Exercise brief
Lines holding the string "compareAndSet" are the ones to copy; find them all in the data.
-- begin Records to process --
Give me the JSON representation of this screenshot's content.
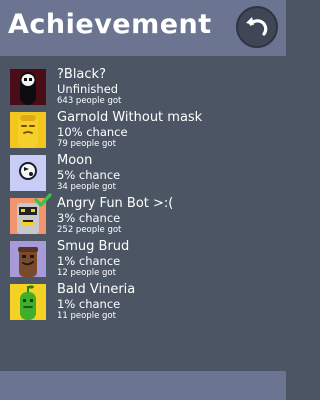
{
  "header": {
    "title": "Achievement",
    "back_icon": "back-arrow-icon"
  },
  "achievements": [
    {
      "name": "?Black?",
      "chance": "Unfinished",
      "got": "643 people got",
      "icon": "black-character",
      "completed": false
    },
    {
      "name": "Garnold Without mask",
      "chance": "10% chance",
      "got": "79 people got",
      "icon": "garnold-character",
      "completed": false
    },
    {
      "name": "Moon",
      "chance": "5% chance",
      "got": "34 people got",
      "icon": "moon-character",
      "completed": false
    },
    {
      "name": "Angry Fun Bot >:(",
      "chance": "3% chance",
      "got": "252 people got",
      "icon": "funbot-character",
      "completed": true
    },
    {
      "name": "Smug Brud",
      "chance": "1% chance",
      "got": "12 people got",
      "icon": "brud-character",
      "completed": false
    },
    {
      "name": "Bald Vineria",
      "chance": "1% chance",
      "got": "11 people got",
      "icon": "vineria-character",
      "completed": false
    }
  ],
  "colors": {
    "header": "#6b7591",
    "background": "#4b5563",
    "check": "#39c24a"
  }
}
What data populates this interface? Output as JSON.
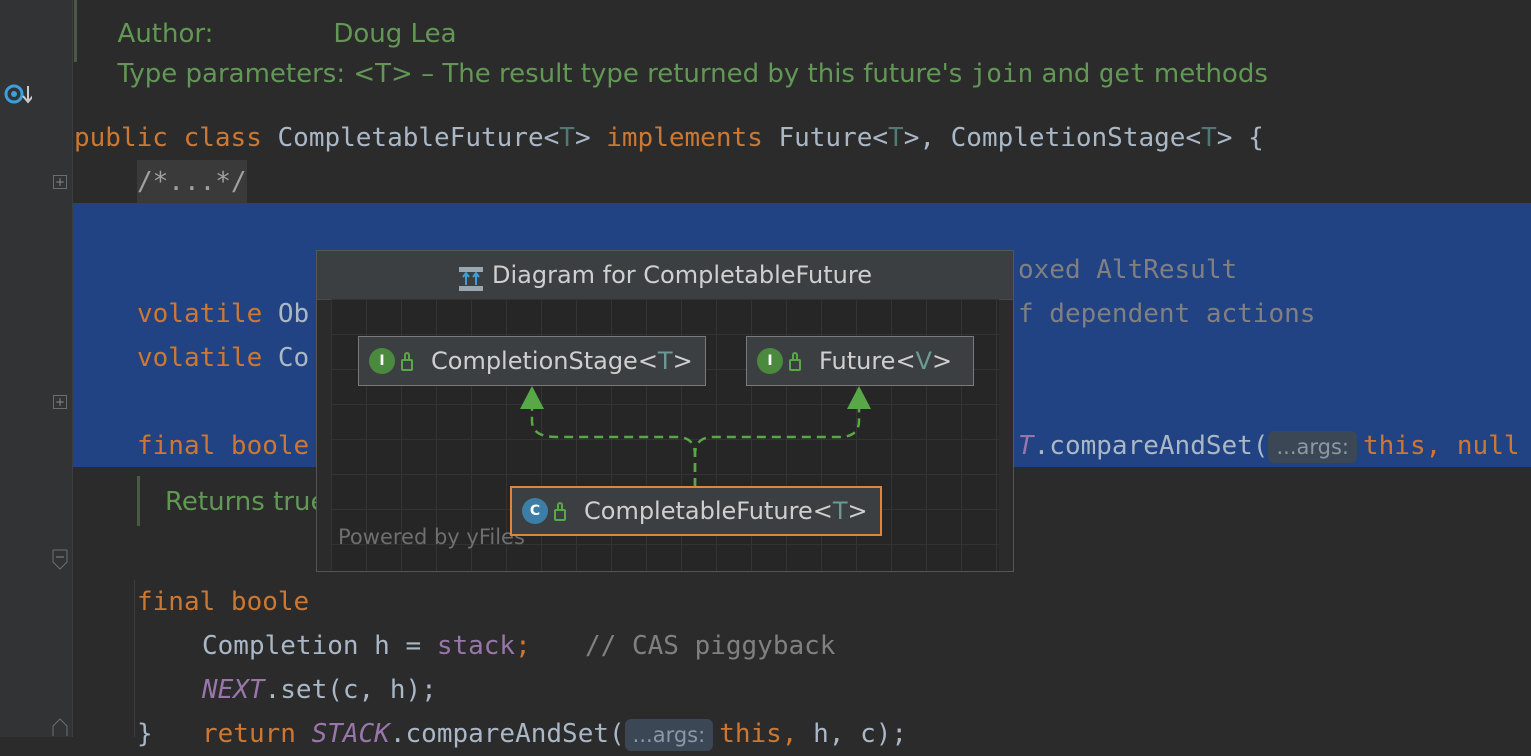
{
  "editor": {
    "doc_author_label": "Author:",
    "doc_author_value": "Doug Lea",
    "doc_type_params_prefix": "Type parameters: <T> – The result type returned by this future's ",
    "doc_join": "join",
    "doc_and": " and ",
    "doc_get": "get",
    "doc_methods": " methods",
    "class_line": {
      "public": "public",
      "class": "class",
      "name": " CompletableFuture<",
      "T": "T",
      "close": "> ",
      "implements": "implements",
      "future": " Future<",
      "close2": ">, CompletionStage<",
      "close3": "> {"
    },
    "folded_comment": "/*...*/",
    "line_volatile1_kw": "volatile",
    "line_volatile1_text": " Ob",
    "line_volatile1_tail": "oxed AltResult",
    "line_volatile2_kw": "volatile",
    "line_volatile2_text": " Co",
    "line_volatile2_tail": "f dependent actions",
    "line_final1_kw": "final boole",
    "line_final1_tail_field": "T",
    "line_final1_tail_method": ".compareAndSet(",
    "line_final1_hint": "...args:",
    "line_final1_end": "this, null",
    "doc_returns": "Returns true",
    "line_final2_kw": "final boole",
    "line_completion": "Completion h = ",
    "line_completion_field": "stack",
    "line_completion_end": ";",
    "line_next_field": "NEXT",
    "line_next_call": ".set(c, h);",
    "line_next_comment": "// CAS piggyback",
    "line_return_kw": "return ",
    "line_return_field": "STACK",
    "line_return_call": ".compareAndSet(",
    "line_return_hint": "...args:",
    "line_return_this": "this, ",
    "line_return_end": "h, c);",
    "closing_brace": "}"
  },
  "popup": {
    "title": "Diagram for CompletableFuture",
    "nodes": [
      {
        "name": "CompletionStage",
        "tparam": "T",
        "kind": "I"
      },
      {
        "name": "Future",
        "tparam": "V",
        "kind": "I"
      },
      {
        "name": "CompletableFuture",
        "tparam": "T",
        "kind": "C"
      }
    ],
    "powered_by": "Powered by yFiles"
  },
  "colors": {
    "selection": "#214283",
    "keyword": "#cc7832",
    "doc": "#629755",
    "field": "#9876aa",
    "accent_border": "#e0853a"
  }
}
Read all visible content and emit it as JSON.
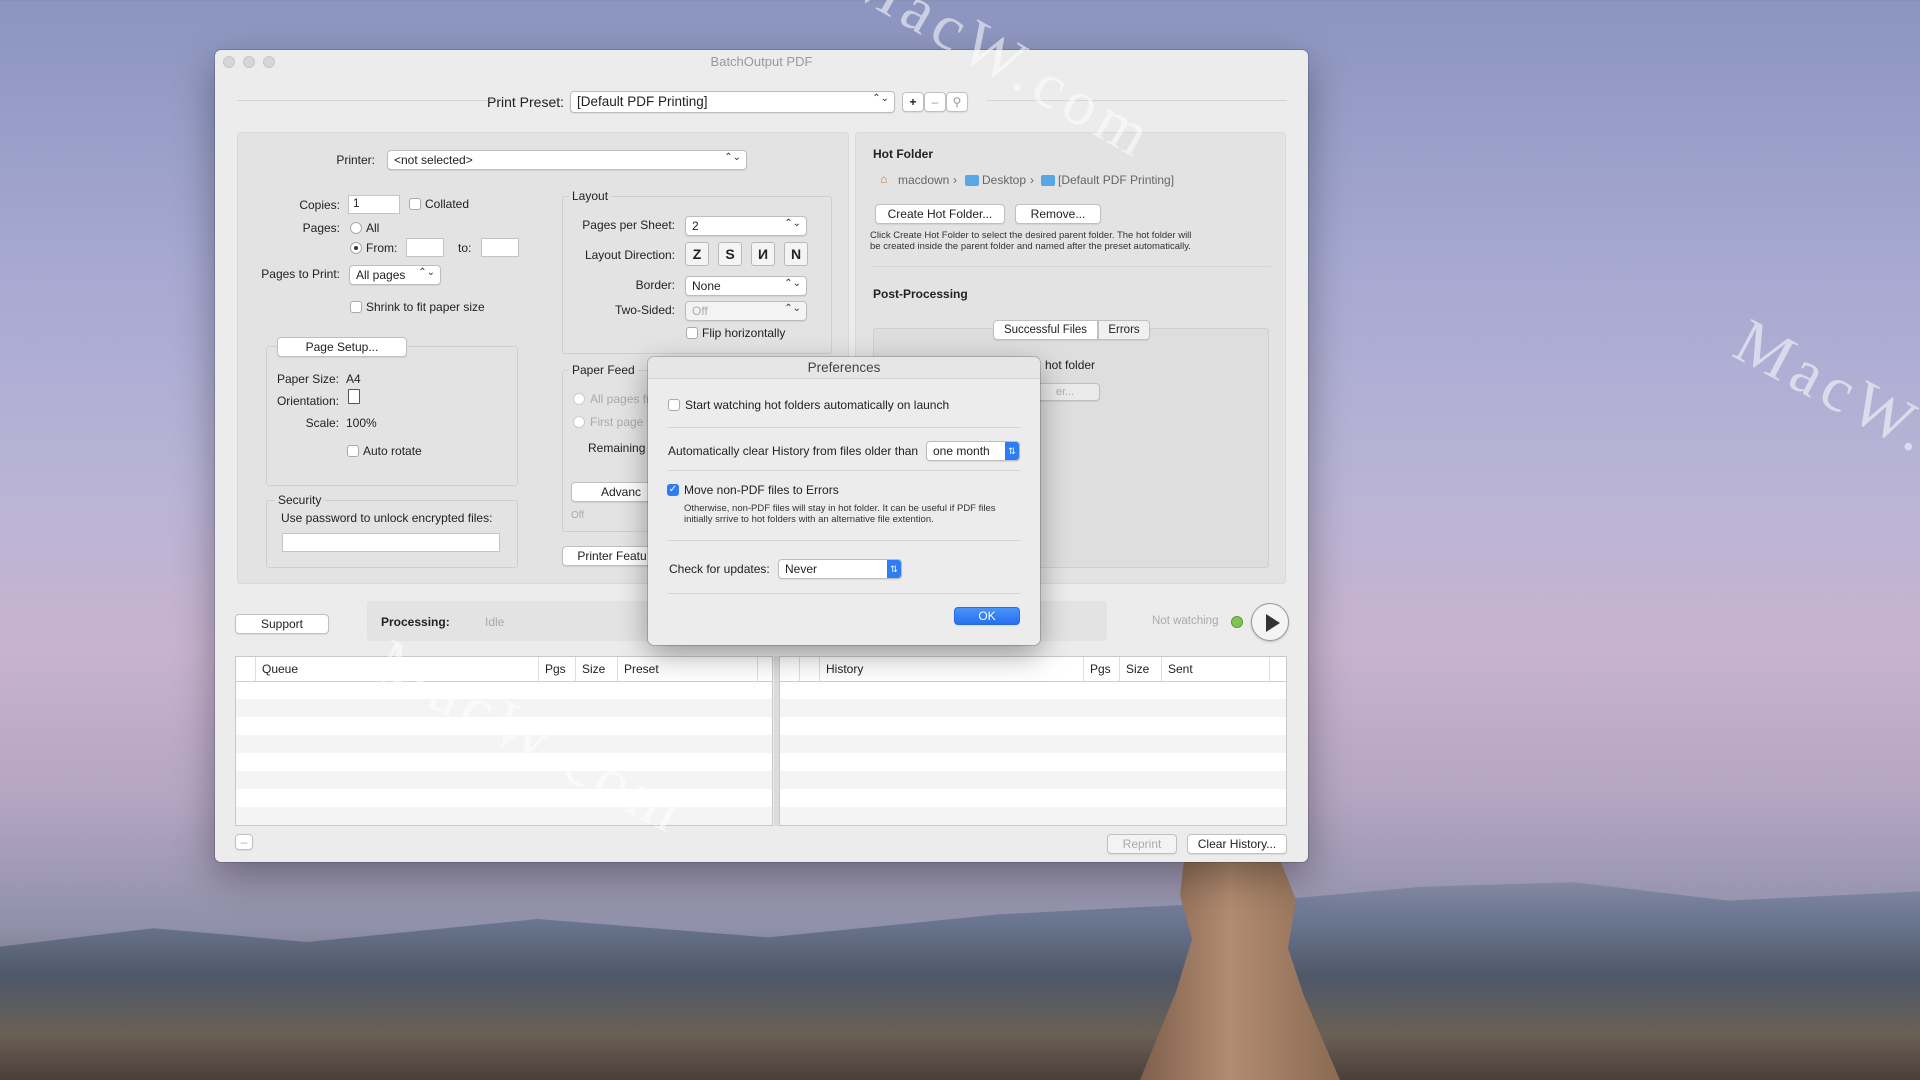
{
  "window": {
    "title": "BatchOutput PDF"
  },
  "preset": {
    "label": "Print Preset:",
    "value": "[Default PDF Printing]",
    "add": "+",
    "remove": "–",
    "tag": "⚲"
  },
  "printer": {
    "label": "Printer:",
    "value": "<not selected>"
  },
  "copies": {
    "label": "Copies:",
    "value": "1",
    "collated": "Collated"
  },
  "pages": {
    "label": "Pages:",
    "all": "All",
    "from": "From:",
    "to": "to:"
  },
  "pages_to_print": {
    "label": "Pages to Print:",
    "value": "All pages"
  },
  "shrink": "Shrink to fit paper size",
  "page_setup": {
    "button": "Page Setup...",
    "paper_size_label": "Paper Size:",
    "paper_size": "A4",
    "orientation_label": "Orientation:",
    "scale_label": "Scale:",
    "scale": "100%",
    "auto_rotate": "Auto rotate"
  },
  "security": {
    "title": "Security",
    "label": "Use password to unlock encrypted files:"
  },
  "layout": {
    "title": "Layout",
    "pps_label": "Pages per Sheet:",
    "pps": "2",
    "dir_label": "Layout Direction:",
    "dirs": [
      "Z",
      "S",
      "И",
      "N"
    ],
    "border_label": "Border:",
    "border": "None",
    "two_sided_label": "Two-Sided:",
    "two_sided": "Off",
    "flip": "Flip horizontally"
  },
  "paper_feed": {
    "title": "Paper Feed",
    "all_pages": "All pages fr",
    "first_page": "First page",
    "remaining": "Remaining",
    "advanced": "Advanc",
    "off": "Off"
  },
  "printer_features": "Printer Featu",
  "hot_folder": {
    "title": "Hot Folder",
    "path": [
      "macdown",
      "Desktop",
      "[Default PDF Printing]"
    ],
    "create": "Create Hot Folder...",
    "remove": "Remove...",
    "desc1": "Click Create Hot Folder to select the desired parent folder. The hot folder will",
    "desc2": "be created inside the parent folder and named after the preset automatically."
  },
  "post": {
    "title": "Post-Processing",
    "tabs": [
      "Successful Files",
      "Errors"
    ],
    "partial": "hot folder",
    "partial_btn": "er..."
  },
  "status": {
    "support": "Support",
    "processing_label": "Processing:",
    "processing": "Idle",
    "watching": "Not watching"
  },
  "queue": {
    "cols": [
      "Queue",
      "Pgs",
      "Size",
      "Preset"
    ]
  },
  "history": {
    "cols": [
      "History",
      "Pgs",
      "Size",
      "Sent"
    ]
  },
  "bottom": {
    "minus": "–",
    "reprint": "Reprint",
    "clear": "Clear History..."
  },
  "prefs": {
    "title": "Preferences",
    "watch": "Start watching hot folders automatically on launch",
    "clear_label": "Automatically clear History from files older than",
    "clear_value": "one month",
    "move": "Move non-PDF files to Errors",
    "move_desc1": "Otherwise, non-PDF files will stay in hot folder. It can be useful if PDF files",
    "move_desc2": "initially srrive to hot folders with an alternative file extention.",
    "updates_label": "Check for updates:",
    "updates_value": "Never",
    "ok": "OK"
  },
  "watermarks": [
    "MacW.com",
    "MacW.com",
    "MacW.com"
  ],
  "colors": {
    "accent": "#2f7df5",
    "status_dot": "#7fc454"
  }
}
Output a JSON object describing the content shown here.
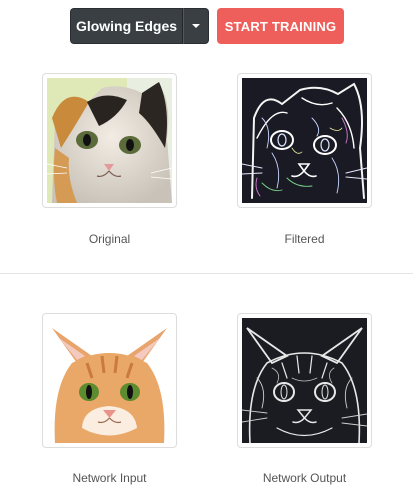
-- end Records to process --
Exercise solution
    "line_final1_tail_method": ".compareAndSet(",
    "line_return_call": ".compareAndSet(",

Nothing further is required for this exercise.